▶ **Set exercise**:
Transcribe the listing in full, excluding any pictures.

▶ **Stored records**:

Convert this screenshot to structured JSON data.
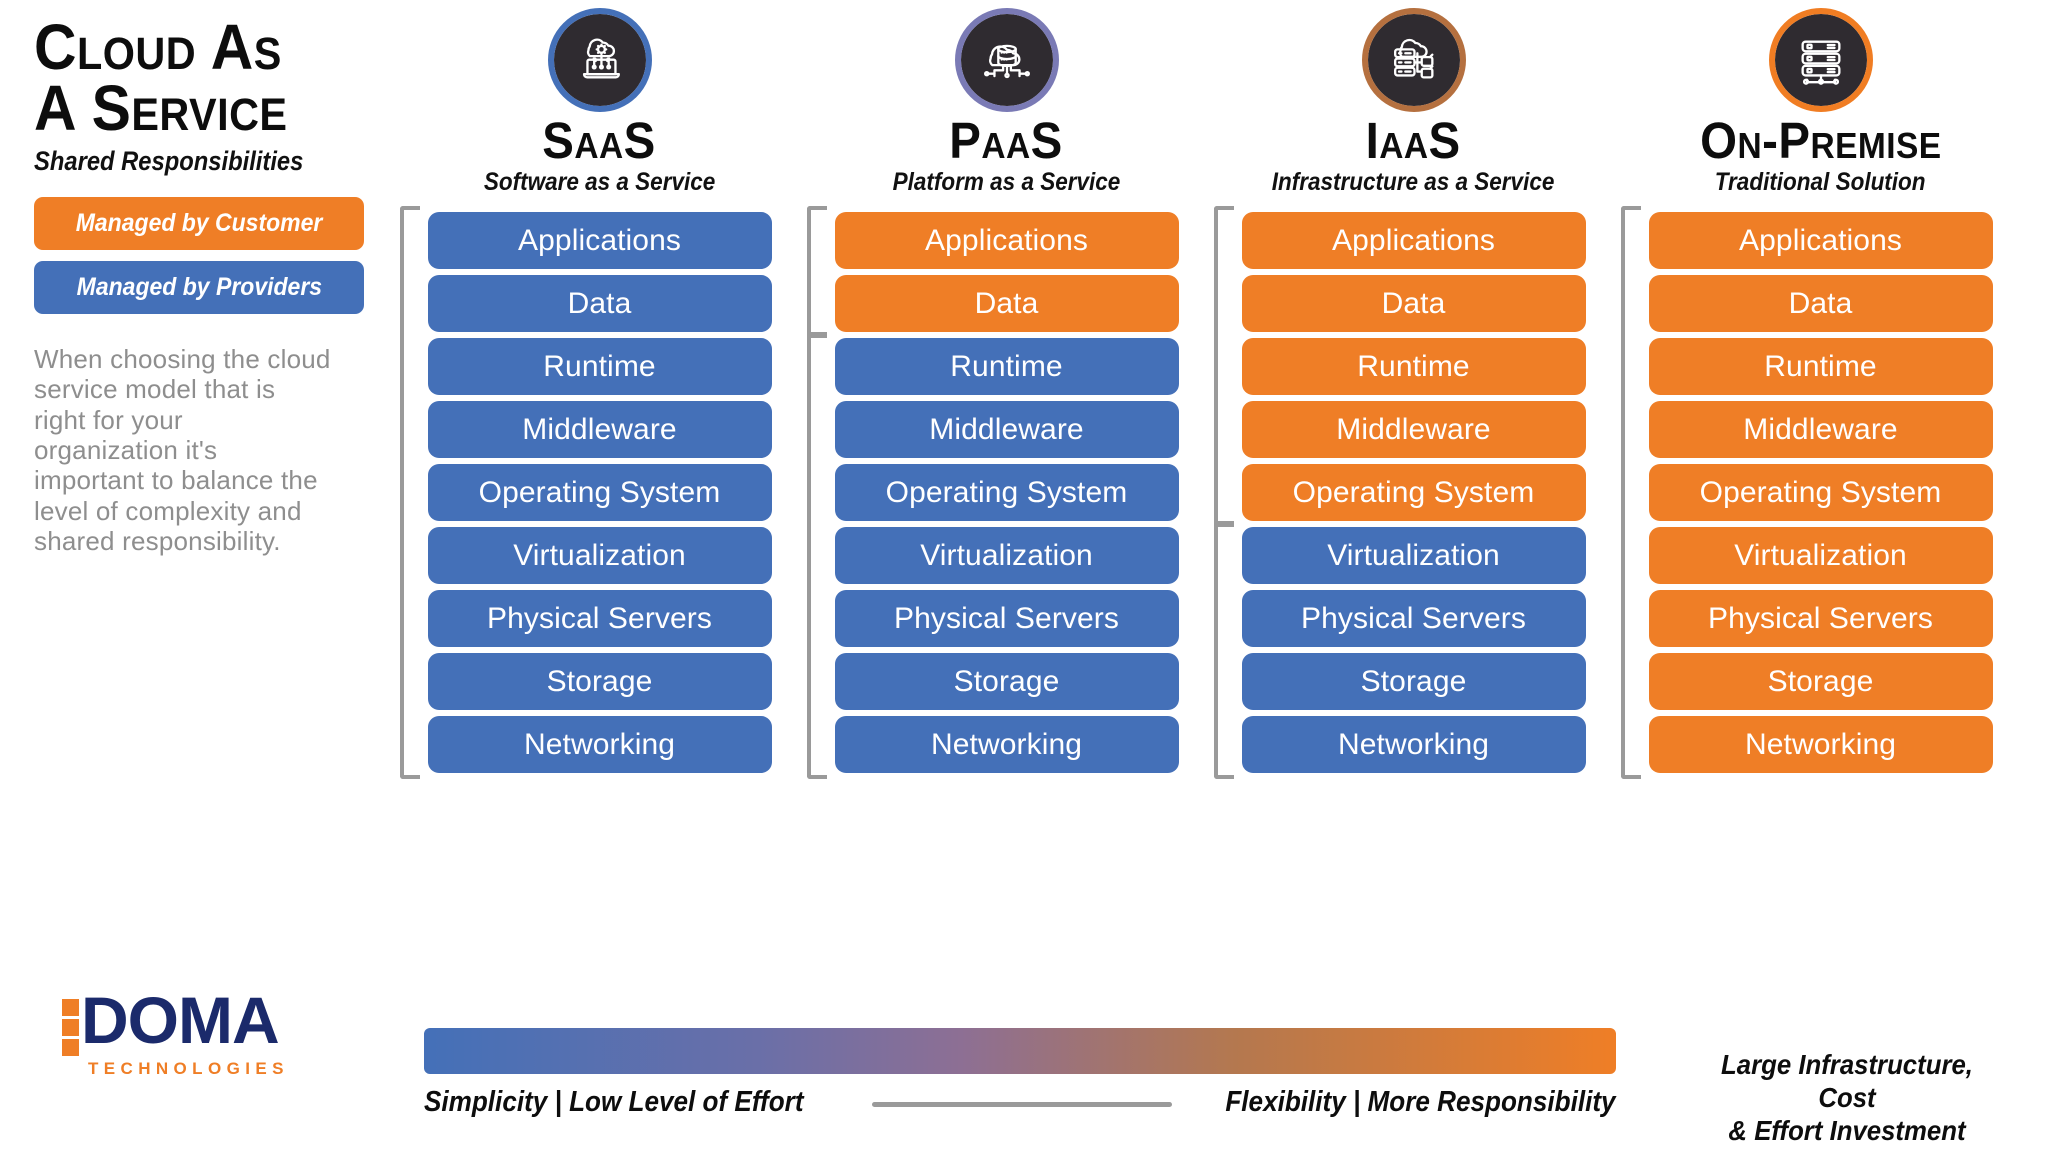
{
  "header": {
    "title_line1": "Cloud as",
    "title_line2": "a Service",
    "subtitle": "Shared Responsibilities"
  },
  "legend": {
    "customer_label": "Managed by Customer",
    "provider_label": "Managed by Providers",
    "customer_color": "#ef7e26",
    "provider_color": "#4470b8"
  },
  "intro_text": "When choosing the cloud service model that is right for your organization it's important to balance the level of complexity and shared responsibility.",
  "logo": {
    "word": "DOMA",
    "tagline": "TECHNOLOGIES",
    "word_color": "#1b2a6b",
    "accent_color": "#ef7e26"
  },
  "layers": [
    "Applications",
    "Data",
    "Runtime",
    "Middleware",
    "Operating System",
    "Virtualization",
    "Physical Servers",
    "Storage",
    "Networking"
  ],
  "columns": [
    {
      "title": "SaaS",
      "subtitle": "Software as a Service",
      "icon": "cloud-gear-laptop-icon",
      "ring_color": "#4470b8",
      "customer_managed_count": 0,
      "row_colors": [
        "blue",
        "blue",
        "blue",
        "blue",
        "blue",
        "blue",
        "blue",
        "blue",
        "blue"
      ]
    },
    {
      "title": "PaaS",
      "subtitle": "Platform as a Service",
      "icon": "cloud-database-circuit-icon",
      "ring_color": "#7a7ab5",
      "customer_managed_count": 2,
      "row_colors": [
        "orange",
        "orange",
        "blue",
        "blue",
        "blue",
        "blue",
        "blue",
        "blue",
        "blue"
      ]
    },
    {
      "title": "IaaS",
      "subtitle": "Infrastructure as a Service",
      "icon": "cloud-server-nodes-icon",
      "ring_color": "#b5703f",
      "customer_managed_count": 5,
      "row_colors": [
        "orange",
        "orange",
        "orange",
        "orange",
        "orange",
        "blue",
        "blue",
        "blue",
        "blue"
      ]
    },
    {
      "title": "On-Premise",
      "subtitle": "Traditional Solution",
      "icon": "server-rack-network-icon",
      "ring_color": "#f07d23",
      "customer_managed_count": 9,
      "row_colors": [
        "orange",
        "orange",
        "orange",
        "orange",
        "orange",
        "orange",
        "orange",
        "orange",
        "orange"
      ]
    }
  ],
  "footer": {
    "scale_left": "Simplicity | Low Level of Effort",
    "scale_right": "Flexibility | More Responsibility",
    "note_line1": "Large Infrastructure, Cost",
    "note_line2": "& Effort Investment",
    "gradient_from": "#4470b8",
    "gradient_to": "#ef7e26"
  }
}
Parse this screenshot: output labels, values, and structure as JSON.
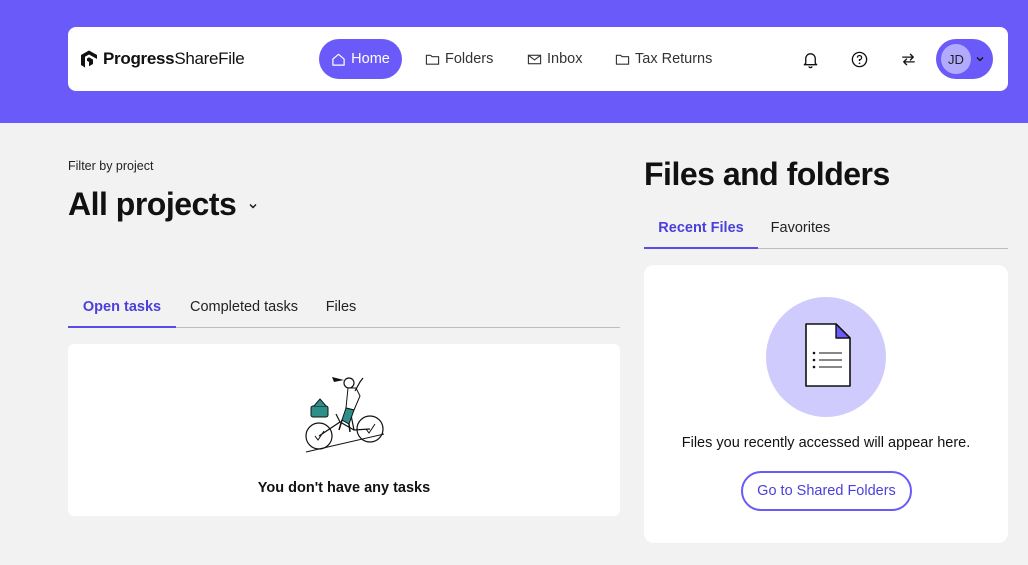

▶ **Answer to this problem**:
Convert this screenshot to structured JSON data.
{
  "header": {
    "title_line1": "Cloud as",
    "title_line2": "a Service",
    "subtitle": "Shared Responsibilities"
  },
  "legend": {
    "customer_label": "Managed by Customer",
    "provider_label": "Managed by Providers",
    "customer_color": "#ef7e26",
    "provider_color": "#4470b8"
  },
  "intro_text": "When choosing the cloud service model that is right for your organization it's important to balance the level of complexity and shared responsibility.",
  "logo": {
    "word": "DOMA",
    "tagline": "TECHNOLOGIES",
    "word_color": "#1b2a6b",
    "accent_color": "#ef7e26"
  },
  "layers": [
    "Applications",
    "Data",
    "Runtime",
    "Middleware",
    "Operating System",
    "Virtualization",
    "Physical Servers",
    "Storage",
    "Networking"
  ],
  "columns": [
    {
      "title": "SaaS",
      "subtitle": "Software as a Service",
      "icon": "cloud-gear-laptop-icon",
      "ring_color": "#4470b8",
      "customer_managed_count": 0,
      "row_colors": [
        "blue",
        "blue",
        "blue",
        "blue",
        "blue",
        "blue",
        "blue",
        "blue",
        "blue"
      ]
    },
    {
      "title": "PaaS",
      "subtitle": "Platform as a Service",
      "icon": "cloud-database-circuit-icon",
      "ring_color": "#7a7ab5",
      "customer_managed_count": 2,
      "row_colors": [
        "orange",
        "orange",
        "blue",
        "blue",
        "blue",
        "blue",
        "blue",
        "blue",
        "blue"
      ]
    },
    {
      "title": "IaaS",
      "subtitle": "Infrastructure as a Service",
      "icon": "cloud-server-nodes-icon",
      "ring_color": "#b5703f",
      "customer_managed_count": 5,
      "row_colors": [
        "orange",
        "orange",
        "orange",
        "orange",
        "orange",
        "blue",
        "blue",
        "blue",
        "blue"
      ]
    },
    {
      "title": "On-Premise",
      "subtitle": "Traditional Solution",
      "icon": "server-rack-network-icon",
      "ring_color": "#f07d23",
      "customer_managed_count": 9,
      "row_colors": [
        "orange",
        "orange",
        "orange",
        "orange",
        "orange",
        "orange",
        "orange",
        "orange",
        "orange"
      ]
    }
  ],
  "footer": {
    "scale_left": "Simplicity | Low Level of Effort",
    "scale_right": "Flexibility | More Responsibility",
    "note_line1": "Large Infrastructure, Cost",
    "note_line2": "& Effort Investment",
    "gradient_from": "#4470b8",
    "gradient_to": "#ef7e26"
  }
}
Parse this screenshot: output labels, values, and structure as JSON.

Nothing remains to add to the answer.